— START —
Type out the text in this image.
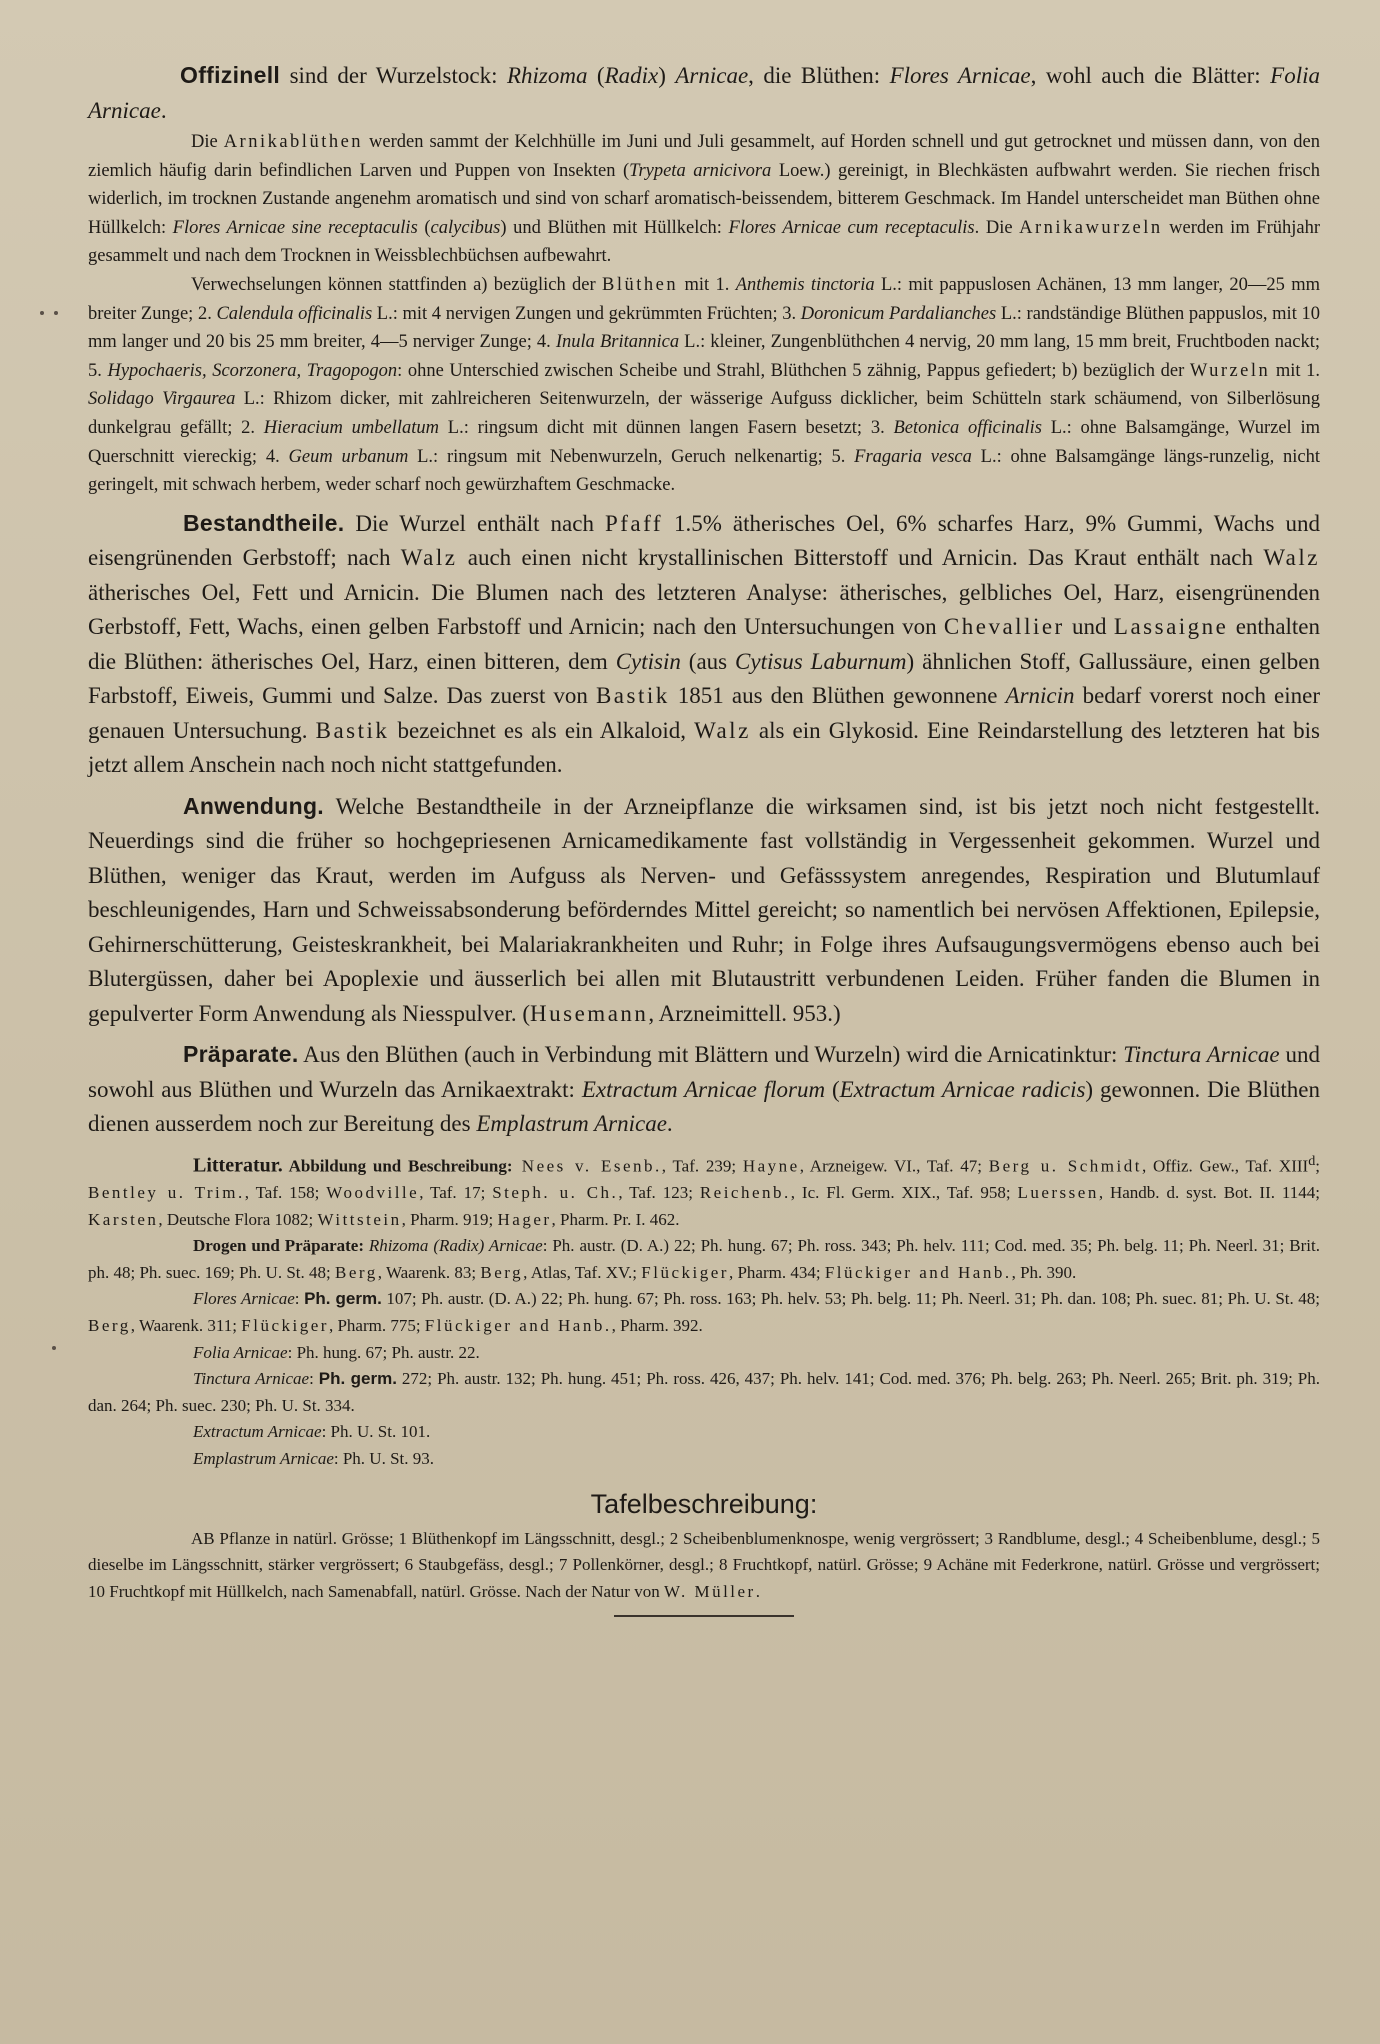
Offizinell sind der Wurzelstock: Rhizoma (Radix) Arnicae, die Blüthen: Flores Arnicae, wohl auch die Blätter: Folia Arnicae.

Die Arnikablüthen werden sammt der Kelchhülle im Juni und Juli gesammelt, auf Horden schnell und gut getrocknet und müssen dann, von den ziemlich häufig darin befindlichen Larven und Puppen von Insekten (Trypeta arnicivora Loew.) gereinigt, in Blechkästen aufbwahrt werden. Sie riechen frisch widerlich, im trocknen Zustande angenehm aromatisch und sind von scharf aromatisch-beissendem, bitterem Geschmack. Im Handel unterscheidet man Büthen ohne Hüllkelch: Flores Arnicae sine receptaculis (calycibus) und Blüthen mit Hüllkelch: Flores Arnicae cum receptaculis. Die Arnikawurzeln werden im Frühjahr gesammelt und nach dem Trocknen in Weissblechbüchsen aufbewahrt.

Verwechselungen können stattfinden a) bezüglich der Blüthen mit 1. Anthemis tinctoria L.: mit pappuslosen Achänen, 13 mm langer, 20—25 mm breiter Zunge; 2. Calendula officinalis L.: mit 4 nervigen Zungen und gekrümmten Früchten; 3. Doronicum Pardalianches L.: randständige Blüthen pappuslos, mit 10 mm langer und 20 bis 25 mm breiter, 4—5 nerviger Zunge; 4. Inula Britannica L.: kleiner, Zungenblüthchen 4 nervig, 20 mm lang, 15 mm breit, Fruchtboden nackt; 5. Hypochaeris, Scorzonera, Tragopogon: ohne Unterschied zwischen Scheibe und Strahl, Blüthchen 5 zähnig, Pappus gefiedert; b) bezüglich der Wurzeln mit 1. Solidago Virgaurea L.: Rhizom dicker, mit zahlreicheren Seitenwurzeln, der wässerige Aufguss dicklicher, beim Schütteln stark schäumend, von Silberlösung dunkelgrau gefällt; 2. Hieracium umbellatum L.: ringsum dicht mit dünnen langen Fasern besetzt; 3. Betonica officinalis L.: ohne Balsamgänge, Wurzel im Querschnitt viereckig; 4. Geum urbanum L.: ringsum mit Nebenwurzeln, Geruch nelkenartig; 5. Fragaria vesca L.: ohne Balsamgänge längs-runzelig, nicht geringelt, mit schwach herbem, weder scharf noch gewürzhaftem Geschmacke.

Bestandtheile. Die Wurzel enthält nach Pfaff 1.5% ätherisches Oel, 6% scharfes Harz, 9% Gummi, Wachs und eisengrünenden Gerbstoff; nach Walz auch einen nicht krystallinischen Bitterstoff und Arnicin. Das Kraut enthält nach Walz ätherisches Oel, Fett und Arnicin. Die Blumen nach des letzteren Analyse: ätherisches, gelbliches Oel, Harz, eisengrünenden Gerbstoff, Fett, Wachs, einen gelben Farbstoff und Arnicin; nach den Untersuchungen von Chevallier und Lassaigne enthalten die Blüthen: ätherisches Oel, Harz, einen bitteren, dem Cytisin (aus Cytisus Laburnum) ähnlichen Stoff, Gallussäure, einen gelben Farbstoff, Eiweis, Gummi und Salze. Das zuerst von Bastik 1851 aus den Blüthen gewonnene Arnicin bedarf vorerst noch einer genauen Untersuchung. Bastik bezeichnet es als ein Alkaloid, Walz als ein Glykosid. Eine Reindarstellung des letzteren hat bis jetzt allem Anschein nach noch nicht stattgefunden.

Anwendung. Welche Bestandtheile in der Arzneipflanze die wirksamen sind, ist bis jetzt noch nicht festgestellt. Neuerdings sind die früher so hochgepriesenen Arnicamedikamente fast vollständig in Vergessenheit gekommen. Wurzel und Blüthen, weniger das Kraut, werden im Aufguss als Nerven- und Gefässsystem anregendes, Respiration und Blutumlauf beschleunigendes, Harn und Schweissabsonderung beförderndes Mittel gereicht; so namentlich bei nervösen Affektionen, Epilepsie, Gehirnerschütterung, Geisteskrankheit, bei Malariakrankheiten und Ruhr; in Folge ihres Aufsaugungsvermögens ebenso auch bei Blutergüssen, daher bei Apoplexie und äusserlich bei allen mit Blutaustritt verbundenen Leiden. Früher fanden die Blumen in gepulverter Form Anwendung als Niesspulver. (Husemann, Arzneimittell. 953.)

Präparate. Aus den Blüthen (auch in Verbindung mit Blättern und Wurzeln) wird die Arnicatinktur: Tinctura Arnicae und sowohl aus Blüthen und Wurzeln das Arnikaextrakt: Extractum Arnicae florum (Extractum Arnicae radicis) gewonnen. Die Blüthen dienen ausserdem noch zur Bereitung des Emplastrum Arnicae.

Litteratur. Abbildung und Beschreibung: Nees v. Esenb., Taf. 239; Hayne, Arzneigew. VI., Taf. 47; Berg u. Schmidt, Offiz. Gew., Taf. XIII$^d$; Bentley u. Trim., Taf. 158; Woodville, Taf. 17; Steph. u. Ch., Taf. 123; Reichenb., Ic. Fl. Germ. XIX., Taf. 958; Luerssen, Handb. d. syst. Bot. II. 1144; Karsten, Deutsche Flora 1082; Wittstein, Pharm. 919; Hager, Pharm. Pr. I. 462.

Drogen und Präparate: Rhizoma (Radix) Arnicae: Ph. austr. (D. A.) 22; Ph. hung. 67; Ph. ross. 343; Ph. helv. 111; Cod. med. 35; Ph. belg. 11; Ph. Neerl. 31; Brit. ph. 48; Ph. suec. 169; Ph. U. St. 48; Berg, Waarenk. 83; Berg, Atlas, Taf. XV.; Flückiger, Pharm. 434; Flückiger and Hanb., Ph. 390.

Flores Arnicae: Ph. germ. 107; Ph. austr. (D. A.) 22; Ph. hung. 67; Ph. ross. 163; Ph. helv. 53; Ph. belg. 11; Ph. Neerl. 31; Ph. dan. 108; Ph. suec. 81; Ph. U. St. 48; Berg, Waarenk. 311; Flückiger, Pharm. 775; Flückiger and Hanb., Pharm. 392.

Folia Arnicae: Ph. hung. 67; Ph. austr. 22.

Tinctura Arnicae: Ph. germ. 272; Ph. austr. 132; Ph. hung. 451; Ph. ross. 426, 437; Ph. helv. 141; Cod. med. 376; Ph. belg. 263; Ph. Neerl. 265; Brit. ph. 319; Ph. dan. 264; Ph. suec. 230; Ph. U. St. 334.

Extractum Arnicae: Ph. U. St. 101.

Emplastrum Arnicae: Ph. U. St. 93.

Tafelbeschreibung:

AB Pflanze in natürl. Grösse; 1 Blüthenkopf im Längsschnitt, desgl.; 2 Scheibenblumenknospe, wenig vergrössert; 3 Randblume, desgl.; 4 Scheibenblume, desgl.; 5 dieselbe im Längsschnitt, stärker vergrössert; 6 Staubgefäss, desgl.; 7 Pollenkörner, desgl.; 8 Fruchtkopf, natürl. Grösse; 9 Achäne mit Federkrone, natürl. Grösse und vergrössert; 10 Fruchtkopf mit Hüllkelch, nach Samenabfall, natürl. Grösse. Nach der Natur von W. Müller.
— END —
THE REQUEST: Quote the full listing above word for word; exclude every picture from the copy.

FINISHED EXERCISE:
Type out the text in this image.
Offizinell sind der Wurzelstock: Rhizoma (Radix) Arnicae, die Blüthen: Flores Arnicae, wohl auch die Blätter: Folia Arnicae.

Die Arnikablüthen werden sammt der Kelchhülle im Juni und Juli gesammelt, auf Horden schnell und gut getrocknet und müssen dann, von den ziemlich häufig darin befindlichen Larven und Puppen von Insekten (Trypeta arnicivora Loew.) gereinigt, in Blechkästen aufbwahrt werden. Sie riechen frisch widerlich, im trocknen Zustande angenehm aromatisch und sind von scharf aromatisch-beissendem, bitterem Geschmack. Im Handel unterscheidet man Büthen ohne Hüllkelch: Flores Arnicae sine receptaculis (calycibus) und Blüthen mit Hüllkelch: Flores Arnicae cum receptaculis. Die Arnikawurzeln werden im Frühjahr gesammelt und nach dem Trocknen in Weissblechbüchsen aufbewahrt.

Verwechselungen können stattfinden a) bezüglich der Blüthen mit 1. Anthemis tinctoria L.: mit pappuslosen Achänen, 13 mm langer, 20—25 mm breiter Zunge; 2. Calendula officinalis L.: mit 4 nervigen Zungen und gekrümmten Früchten; 3. Doronicum Pardalianches L.: randständige Blüthen pappuslos, mit 10 mm langer und 20 bis 25 mm breiter, 4—5 nerviger Zunge; 4. Inula Britannica L.: kleiner, Zungenblüthchen 4 nervig, 20 mm lang, 15 mm breit, Fruchtboden nackt; 5. Hypochaeris, Scorzonera, Tragopogon: ohne Unterschied zwischen Scheibe und Strahl, Blüthchen 5 zähnig, Pappus gefiedert; b) bezüglich der Wurzeln mit 1. Solidago Virgaurea L.: Rhizom dicker, mit zahlreicheren Seitenwurzeln, der wässerige Aufguss dicklicher, beim Schütteln stark schäumend, von Silberlösung dunkelgrau gefällt; 2. Hieracium umbellatum L.: ringsum dicht mit dünnen langen Fasern besetzt; 3. Betonica officinalis L.: ohne Balsamgänge, Wurzel im Querschnitt viereckig; 4. Geum urbanum L.: ringsum mit Nebenwurzeln, Geruch nelkenartig; 5. Fragaria vesca L.: ohne Balsamgänge längs-runzelig, nicht geringelt, mit schwach herbem, weder scharf noch gewürzhaftem Geschmacke.

Bestandtheile. Die Wurzel enthält nach Pfaff 1.5% ätherisches Oel, 6% scharfes Harz, 9% Gummi, Wachs und eisengrünenden Gerbstoff; nach Walz auch einen nicht krystallinischen Bitterstoff und Arnicin. Das Kraut enthält nach Walz ätherisches Oel, Fett und Arnicin. Die Blumen nach des letzteren Analyse: ätherisches, gelbliches Oel, Harz, eisengrünenden Gerbstoff, Fett, Wachs, einen gelben Farbstoff und Arnicin; nach den Untersuchungen von Chevallier und Lassaigne enthalten die Blüthen: ätherisches Oel, Harz, einen bitteren, dem Cytisin (aus Cytisus Laburnum) ähnlichen Stoff, Gallussäure, einen gelben Farbstoff, Eiweis, Gummi und Salze. Das zuerst von Bastik 1851 aus den Blüthen gewonnene Arnicin bedarf vorerst noch einer genauen Untersuchung. Bastik bezeichnet es als ein Alkaloid, Walz als ein Glykosid. Eine Reindarstellung des letzteren hat bis jetzt allem Anschein nach noch nicht stattgefunden.

Anwendung. Welche Bestandtheile in der Arzneipflanze die wirksamen sind, ist bis jetzt noch nicht festgestellt. Neuerdings sind die früher so hochgepriesenen Arnicamedikamente fast vollständig in Vergessenheit gekommen. Wurzel und Blüthen, weniger das Kraut, werden im Aufguss als Nerven- und Gefässsystem anregendes, Respiration und Blutumlauf beschleunigendes, Harn und Schweissabsonderung beförderndes Mittel gereicht; so namentlich bei nervösen Affektionen, Epilepsie, Gehirnerschütterung, Geisteskrankheit, bei Malariakrankheiten und Ruhr; in Folge ihres Aufsaugungsvermögens ebenso auch bei Blutergüssen, daher bei Apoplexie und äusserlich bei allen mit Blutaustritt verbundenen Leiden. Früher fanden die Blumen in gepulverter Form Anwendung als Niesspulver. (Husemann, Arzneimittell. 953.)

Präparate. Aus den Blüthen (auch in Verbindung mit Blättern und Wurzeln) wird die Arnicatinktur: Tinctura Arnicae und sowohl aus Blüthen und Wurzeln das Arnikaextrakt: Extractum Arnicae florum (Extractum Arnicae radicis) gewonnen. Die Blüthen dienen ausserdem noch zur Bereitung des Emplastrum Arnicae.

Litteratur. Abbildung und Beschreibung: Nees v. Esenb., Taf. 239; Hayne, Arzneigew. VI., Taf. 47; Berg u. Schmidt, Offiz. Gew., Taf. XIII$^d$; Bentley u. Trim., Taf. 158; Woodville, Taf. 17; Steph. u. Ch., Taf. 123; Reichenb., Ic. Fl. Germ. XIX., Taf. 958; Luerssen, Handb. d. syst. Bot. II. 1144; Karsten, Deutsche Flora 1082; Wittstein, Pharm. 919; Hager, Pharm. Pr. I. 462.

Drogen und Präparate: Rhizoma (Radix) Arnicae: Ph. austr. (D. A.) 22; Ph. hung. 67; Ph. ross. 343; Ph. helv. 111; Cod. med. 35; Ph. belg. 11; Ph. Neerl. 31; Brit. ph. 48; Ph. suec. 169; Ph. U. St. 48; Berg, Waarenk. 83; Berg, Atlas, Taf. XV.; Flückiger, Pharm. 434; Flückiger and Hanb., Ph. 390.

Flores Arnicae: Ph. germ. 107; Ph. austr. (D. A.) 22; Ph. hung. 67; Ph. ross. 163; Ph. helv. 53; Ph. belg. 11; Ph. Neerl. 31; Ph. dan. 108; Ph. suec. 81; Ph. U. St. 48; Berg, Waarenk. 311; Flückiger, Pharm. 775; Flückiger and Hanb., Pharm. 392.

Folia Arnicae: Ph. hung. 67; Ph. austr. 22.

Tinctura Arnicae: Ph. germ. 272; Ph. austr. 132; Ph. hung. 451; Ph. ross. 426, 437; Ph. helv. 141; Cod. med. 376; Ph. belg. 263; Ph. Neerl. 265; Brit. ph. 319; Ph. dan. 264; Ph. suec. 230; Ph. U. St. 334.

Extractum Arnicae: Ph. U. St. 101.

Emplastrum Arnicae: Ph. U. St. 93.

Tafelbeschreibung:

AB Pflanze in natürl. Grösse; 1 Blüthenkopf im Längsschnitt, desgl.; 2 Scheibenblumenknospe, wenig vergrössert; 3 Randblume, desgl.; 4 Scheibenblume, desgl.; 5 dieselbe im Längsschnitt, stärker vergrössert; 6 Staubgefäss, desgl.; 7 Pollenkörner, desgl.; 8 Fruchtkopf, natürl. Grösse; 9 Achäne mit Federkrone, natürl. Grösse und vergrössert; 10 Fruchtkopf mit Hüllkelch, nach Samenabfall, natürl. Grösse. Nach der Natur von W. Müller.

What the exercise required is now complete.